Input rows start

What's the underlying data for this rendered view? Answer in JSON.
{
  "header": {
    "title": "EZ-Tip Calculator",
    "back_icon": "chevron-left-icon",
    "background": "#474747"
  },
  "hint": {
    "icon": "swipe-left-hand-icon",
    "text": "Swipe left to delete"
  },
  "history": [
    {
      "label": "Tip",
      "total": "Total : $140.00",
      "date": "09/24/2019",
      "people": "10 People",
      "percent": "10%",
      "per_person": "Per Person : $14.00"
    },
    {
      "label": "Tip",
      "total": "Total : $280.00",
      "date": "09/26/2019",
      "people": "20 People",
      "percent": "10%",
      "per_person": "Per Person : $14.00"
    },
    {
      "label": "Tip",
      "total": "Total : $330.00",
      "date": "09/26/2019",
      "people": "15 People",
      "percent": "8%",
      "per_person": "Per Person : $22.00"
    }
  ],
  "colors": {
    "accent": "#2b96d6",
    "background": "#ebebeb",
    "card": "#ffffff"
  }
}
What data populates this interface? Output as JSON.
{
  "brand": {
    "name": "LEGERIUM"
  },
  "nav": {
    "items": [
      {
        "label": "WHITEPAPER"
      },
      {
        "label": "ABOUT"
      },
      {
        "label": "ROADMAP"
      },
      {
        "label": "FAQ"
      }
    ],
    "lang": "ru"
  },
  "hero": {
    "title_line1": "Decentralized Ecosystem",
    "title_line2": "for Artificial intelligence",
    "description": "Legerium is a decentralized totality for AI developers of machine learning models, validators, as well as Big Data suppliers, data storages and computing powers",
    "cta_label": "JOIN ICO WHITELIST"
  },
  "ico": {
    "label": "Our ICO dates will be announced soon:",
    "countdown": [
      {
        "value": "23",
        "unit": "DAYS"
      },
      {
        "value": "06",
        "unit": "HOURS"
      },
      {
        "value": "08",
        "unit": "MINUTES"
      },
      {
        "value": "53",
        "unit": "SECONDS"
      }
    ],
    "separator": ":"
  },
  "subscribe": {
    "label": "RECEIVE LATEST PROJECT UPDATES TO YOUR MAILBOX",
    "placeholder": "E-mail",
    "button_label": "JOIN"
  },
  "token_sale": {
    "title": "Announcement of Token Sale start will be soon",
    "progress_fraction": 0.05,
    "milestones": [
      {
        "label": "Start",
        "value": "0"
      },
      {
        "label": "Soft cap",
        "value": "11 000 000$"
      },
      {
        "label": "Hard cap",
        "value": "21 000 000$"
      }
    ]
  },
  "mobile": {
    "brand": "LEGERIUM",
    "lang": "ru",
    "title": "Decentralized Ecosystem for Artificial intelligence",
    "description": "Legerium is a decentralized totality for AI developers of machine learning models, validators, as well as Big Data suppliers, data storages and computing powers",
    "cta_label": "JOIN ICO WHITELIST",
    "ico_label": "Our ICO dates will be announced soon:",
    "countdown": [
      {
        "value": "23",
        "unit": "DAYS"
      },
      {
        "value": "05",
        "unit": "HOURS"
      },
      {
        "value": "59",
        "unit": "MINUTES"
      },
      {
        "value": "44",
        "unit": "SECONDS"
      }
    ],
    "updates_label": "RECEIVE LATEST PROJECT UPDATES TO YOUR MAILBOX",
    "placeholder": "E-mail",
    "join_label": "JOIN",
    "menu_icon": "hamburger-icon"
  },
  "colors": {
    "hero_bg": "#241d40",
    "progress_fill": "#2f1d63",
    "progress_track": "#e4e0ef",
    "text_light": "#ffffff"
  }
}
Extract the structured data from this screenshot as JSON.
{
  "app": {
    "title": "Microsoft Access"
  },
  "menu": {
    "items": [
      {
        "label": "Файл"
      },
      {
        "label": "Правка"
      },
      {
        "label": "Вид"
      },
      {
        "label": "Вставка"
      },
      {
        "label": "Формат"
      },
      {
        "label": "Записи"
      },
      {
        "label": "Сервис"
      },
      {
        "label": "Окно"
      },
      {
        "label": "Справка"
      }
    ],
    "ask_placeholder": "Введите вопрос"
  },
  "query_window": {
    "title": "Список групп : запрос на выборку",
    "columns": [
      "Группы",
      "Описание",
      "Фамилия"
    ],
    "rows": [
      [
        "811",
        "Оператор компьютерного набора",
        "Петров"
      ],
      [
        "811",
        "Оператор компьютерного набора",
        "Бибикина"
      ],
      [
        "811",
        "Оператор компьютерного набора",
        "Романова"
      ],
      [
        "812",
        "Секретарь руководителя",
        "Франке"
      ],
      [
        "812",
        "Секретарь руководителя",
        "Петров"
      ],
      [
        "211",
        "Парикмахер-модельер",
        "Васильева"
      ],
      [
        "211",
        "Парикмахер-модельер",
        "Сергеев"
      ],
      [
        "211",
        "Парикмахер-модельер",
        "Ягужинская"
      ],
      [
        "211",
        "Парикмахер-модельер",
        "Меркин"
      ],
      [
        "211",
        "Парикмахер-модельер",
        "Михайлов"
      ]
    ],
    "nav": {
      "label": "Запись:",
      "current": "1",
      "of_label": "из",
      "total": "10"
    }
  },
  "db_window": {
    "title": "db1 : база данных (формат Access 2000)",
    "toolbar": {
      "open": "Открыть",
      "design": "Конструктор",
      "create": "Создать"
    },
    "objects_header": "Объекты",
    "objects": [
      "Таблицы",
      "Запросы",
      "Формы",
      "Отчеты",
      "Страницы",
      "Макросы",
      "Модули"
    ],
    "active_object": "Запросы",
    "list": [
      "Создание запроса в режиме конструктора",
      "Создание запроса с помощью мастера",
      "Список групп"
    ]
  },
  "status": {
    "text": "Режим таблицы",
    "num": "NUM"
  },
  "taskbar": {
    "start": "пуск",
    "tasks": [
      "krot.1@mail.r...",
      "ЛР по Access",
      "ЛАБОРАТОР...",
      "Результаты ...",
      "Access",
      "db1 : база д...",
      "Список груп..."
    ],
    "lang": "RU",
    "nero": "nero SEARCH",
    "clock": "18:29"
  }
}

Input rows end

Directions:
Show every line in the records above that contains the word "WHITELIST".

Solution to the exercise:
    "cta_label": "JOIN ICO WHITELIST"
    "cta_label": "JOIN ICO WHITELIST",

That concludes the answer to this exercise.